▶ **Instructions to follow**
Transcribe the lines below verbatim, skipping the images.

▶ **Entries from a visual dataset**
-------------------------
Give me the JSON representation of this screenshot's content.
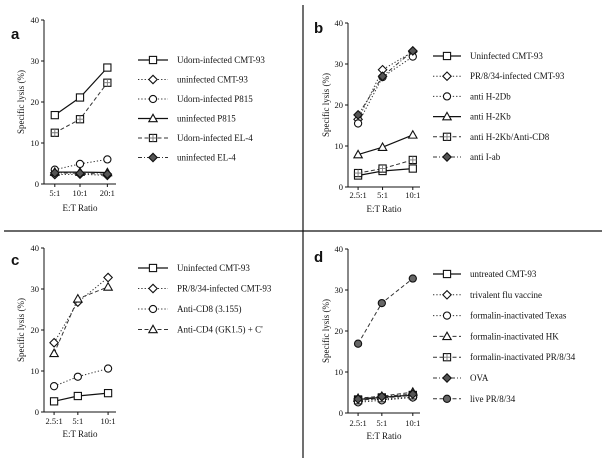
{
  "figure": {
    "y_label": "Specific lysis (%)",
    "x_label": "E:T Ratio",
    "y_ticks": [
      "0",
      "10",
      "20",
      "30",
      "40"
    ]
  },
  "chart_data": [
    {
      "panel": "a",
      "type": "line",
      "xlabel": "E:T Ratio",
      "ylabel": "Specific lysis (%)",
      "ylim": [
        0,
        40
      ],
      "categories": [
        "5:1",
        "10:1",
        "20:1"
      ],
      "series": [
        {
          "name": "Udorn-infected CMT-93",
          "marker": "square-open",
          "line": "solid",
          "values": [
            16.8,
            21.1,
            28.4
          ]
        },
        {
          "name": "uninfected CMT-93",
          "marker": "diamond-open",
          "line": "dotted",
          "values": [
            2.3,
            2.4,
            2.1
          ]
        },
        {
          "name": "Udorn-infected P815",
          "marker": "circle-open",
          "line": "dotted",
          "values": [
            3.5,
            4.9,
            6.0
          ]
        },
        {
          "name": "uninfected P815",
          "marker": "triangle-open",
          "line": "solid",
          "values": [
            2.9,
            2.9,
            2.8
          ]
        },
        {
          "name": "Udorn-infected EL-4",
          "marker": "square-crossed",
          "line": "dashed",
          "values": [
            12.5,
            15.8,
            24.7
          ]
        },
        {
          "name": "uninfected EL-4",
          "marker": "diamond-filled",
          "line": "dashdot",
          "values": [
            2.7,
            2.6,
            2.4
          ]
        }
      ]
    },
    {
      "panel": "b",
      "type": "line",
      "xlabel": "E:T Ratio",
      "ylabel": "Specific lysis (%)",
      "ylim": [
        0,
        40
      ],
      "categories": [
        "2.5:1",
        "5:1",
        "10:1"
      ],
      "series": [
        {
          "name": "Uninfected CMT-93",
          "marker": "square-open",
          "line": "solid",
          "values": [
            2.8,
            3.9,
            4.5
          ]
        },
        {
          "name": "PR/8/34-infected CMT-93",
          "marker": "diamond-open",
          "line": "dotted",
          "values": [
            16.5,
            28.6,
            33.0
          ]
        },
        {
          "name": "anti H-2Db",
          "marker": "circle-open",
          "line": "dotted",
          "values": [
            15.5,
            26.8,
            31.8
          ]
        },
        {
          "name": "anti H-2Kb",
          "marker": "triangle-open",
          "line": "solid",
          "values": [
            7.9,
            9.7,
            12.7
          ]
        },
        {
          "name": "anti H-2Kb/Anti-CD8",
          "marker": "square-crossed",
          "line": "dashed",
          "values": [
            3.4,
            4.5,
            6.6
          ]
        },
        {
          "name": "anti I-ab",
          "marker": "diamond-filled",
          "line": "dashdot",
          "values": [
            17.6,
            27.0,
            33.2
          ]
        }
      ]
    },
    {
      "panel": "c",
      "type": "line",
      "xlabel": "E:T Ratio",
      "ylabel": "Specific lysis (%)",
      "ylim": [
        0,
        40
      ],
      "categories": [
        "2.5:1",
        "5:1",
        "10:1"
      ],
      "series": [
        {
          "name": "Uninfected CMT-93",
          "marker": "square-open",
          "line": "solid",
          "values": [
            2.6,
            3.9,
            4.6
          ]
        },
        {
          "name": "PR/8/34-infected CMT-93",
          "marker": "diamond-open",
          "line": "dotted",
          "values": [
            16.9,
            26.8,
            32.8
          ]
        },
        {
          "name": "Anti-CD8 (3.155)",
          "marker": "circle-open",
          "line": "dotted",
          "values": [
            6.3,
            8.6,
            10.6
          ]
        },
        {
          "name": "Anti-CD4 (GK1.5) + C'",
          "marker": "triangle-open",
          "line": "dashed",
          "values": [
            14.3,
            27.6,
            30.5
          ]
        }
      ]
    },
    {
      "panel": "d",
      "type": "line",
      "xlabel": "E:T Ratio",
      "ylabel": "Specific lysis (%)",
      "ylim": [
        0,
        40
      ],
      "categories": [
        "2.5:1",
        "5:1",
        "10:1"
      ],
      "series": [
        {
          "name": "untreated CMT-93",
          "marker": "square-open",
          "line": "solid",
          "values": [
            3.3,
            3.8,
            4.4
          ]
        },
        {
          "name": "trivalent flu vaccine",
          "marker": "diamond-open",
          "line": "dotted",
          "values": [
            3.0,
            3.4,
            3.9
          ]
        },
        {
          "name": "formalin-inactivated Texas",
          "marker": "circle-open",
          "line": "dotted",
          "values": [
            2.6,
            3.1,
            3.8
          ]
        },
        {
          "name": "formalin-inactivated HK",
          "marker": "triangle-open",
          "line": "dashed",
          "values": [
            3.6,
            4.1,
            5.1
          ]
        },
        {
          "name": "formalin-inactivated PR/8/34",
          "marker": "square-crossed",
          "line": "dashed",
          "values": [
            3.1,
            3.6,
            4.3
          ]
        },
        {
          "name": "OVA",
          "marker": "diamond-filled",
          "line": "dashdot",
          "values": [
            3.4,
            4.0,
            4.6
          ]
        },
        {
          "name": "live PR/8/34",
          "marker": "circle-filled",
          "line": "dashed",
          "values": [
            16.9,
            26.8,
            32.8
          ]
        }
      ]
    }
  ]
}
-------------------------
▶ **Answer to this task**
Give me the JSON representation of this screenshot's content.
{
  "figure": {
    "y_label": "Specific lysis (%)",
    "x_label": "E:T Ratio",
    "y_ticks": [
      "0",
      "10",
      "20",
      "30",
      "40"
    ]
  },
  "chart_data": [
    {
      "panel": "a",
      "type": "line",
      "xlabel": "E:T Ratio",
      "ylabel": "Specific lysis (%)",
      "ylim": [
        0,
        40
      ],
      "categories": [
        "5:1",
        "10:1",
        "20:1"
      ],
      "series": [
        {
          "name": "Udorn-infected CMT-93",
          "marker": "square-open",
          "line": "solid",
          "values": [
            16.8,
            21.1,
            28.4
          ]
        },
        {
          "name": "uninfected CMT-93",
          "marker": "diamond-open",
          "line": "dotted",
          "values": [
            2.3,
            2.4,
            2.1
          ]
        },
        {
          "name": "Udorn-infected P815",
          "marker": "circle-open",
          "line": "dotted",
          "values": [
            3.5,
            4.9,
            6.0
          ]
        },
        {
          "name": "uninfected P815",
          "marker": "triangle-open",
          "line": "solid",
          "values": [
            2.9,
            2.9,
            2.8
          ]
        },
        {
          "name": "Udorn-infected EL-4",
          "marker": "square-crossed",
          "line": "dashed",
          "values": [
            12.5,
            15.8,
            24.7
          ]
        },
        {
          "name": "uninfected EL-4",
          "marker": "diamond-filled",
          "line": "dashdot",
          "values": [
            2.7,
            2.6,
            2.4
          ]
        }
      ]
    },
    {
      "panel": "b",
      "type": "line",
      "xlabel": "E:T Ratio",
      "ylabel": "Specific lysis (%)",
      "ylim": [
        0,
        40
      ],
      "categories": [
        "2.5:1",
        "5:1",
        "10:1"
      ],
      "series": [
        {
          "name": "Uninfected CMT-93",
          "marker": "square-open",
          "line": "solid",
          "values": [
            2.8,
            3.9,
            4.5
          ]
        },
        {
          "name": "PR/8/34-infected CMT-93",
          "marker": "diamond-open",
          "line": "dotted",
          "values": [
            16.5,
            28.6,
            33.0
          ]
        },
        {
          "name": "anti H-2Db",
          "marker": "circle-open",
          "line": "dotted",
          "values": [
            15.5,
            26.8,
            31.8
          ]
        },
        {
          "name": "anti H-2Kb",
          "marker": "triangle-open",
          "line": "solid",
          "values": [
            7.9,
            9.7,
            12.7
          ]
        },
        {
          "name": "anti H-2Kb/Anti-CD8",
          "marker": "square-crossed",
          "line": "dashed",
          "values": [
            3.4,
            4.5,
            6.6
          ]
        },
        {
          "name": "anti I-ab",
          "marker": "diamond-filled",
          "line": "dashdot",
          "values": [
            17.6,
            27.0,
            33.2
          ]
        }
      ]
    },
    {
      "panel": "c",
      "type": "line",
      "xlabel": "E:T Ratio",
      "ylabel": "Specific lysis (%)",
      "ylim": [
        0,
        40
      ],
      "categories": [
        "2.5:1",
        "5:1",
        "10:1"
      ],
      "series": [
        {
          "name": "Uninfected CMT-93",
          "marker": "square-open",
          "line": "solid",
          "values": [
            2.6,
            3.9,
            4.6
          ]
        },
        {
          "name": "PR/8/34-infected CMT-93",
          "marker": "diamond-open",
          "line": "dotted",
          "values": [
            16.9,
            26.8,
            32.8
          ]
        },
        {
          "name": "Anti-CD8 (3.155)",
          "marker": "circle-open",
          "line": "dotted",
          "values": [
            6.3,
            8.6,
            10.6
          ]
        },
        {
          "name": "Anti-CD4 (GK1.5) + C'",
          "marker": "triangle-open",
          "line": "dashed",
          "values": [
            14.3,
            27.6,
            30.5
          ]
        }
      ]
    },
    {
      "panel": "d",
      "type": "line",
      "xlabel": "E:T Ratio",
      "ylabel": "Specific lysis (%)",
      "ylim": [
        0,
        40
      ],
      "categories": [
        "2.5:1",
        "5:1",
        "10:1"
      ],
      "series": [
        {
          "name": "untreated CMT-93",
          "marker": "square-open",
          "line": "solid",
          "values": [
            3.3,
            3.8,
            4.4
          ]
        },
        {
          "name": "trivalent flu vaccine",
          "marker": "diamond-open",
          "line": "dotted",
          "values": [
            3.0,
            3.4,
            3.9
          ]
        },
        {
          "name": "formalin-inactivated Texas",
          "marker": "circle-open",
          "line": "dotted",
          "values": [
            2.6,
            3.1,
            3.8
          ]
        },
        {
          "name": "formalin-inactivated HK",
          "marker": "triangle-open",
          "line": "dashed",
          "values": [
            3.6,
            4.1,
            5.1
          ]
        },
        {
          "name": "formalin-inactivated PR/8/34",
          "marker": "square-crossed",
          "line": "dashed",
          "values": [
            3.1,
            3.6,
            4.3
          ]
        },
        {
          "name": "OVA",
          "marker": "diamond-filled",
          "line": "dashdot",
          "values": [
            3.4,
            4.0,
            4.6
          ]
        },
        {
          "name": "live PR/8/34",
          "marker": "circle-filled",
          "line": "dashed",
          "values": [
            16.9,
            26.8,
            32.8
          ]
        }
      ]
    }
  ]
}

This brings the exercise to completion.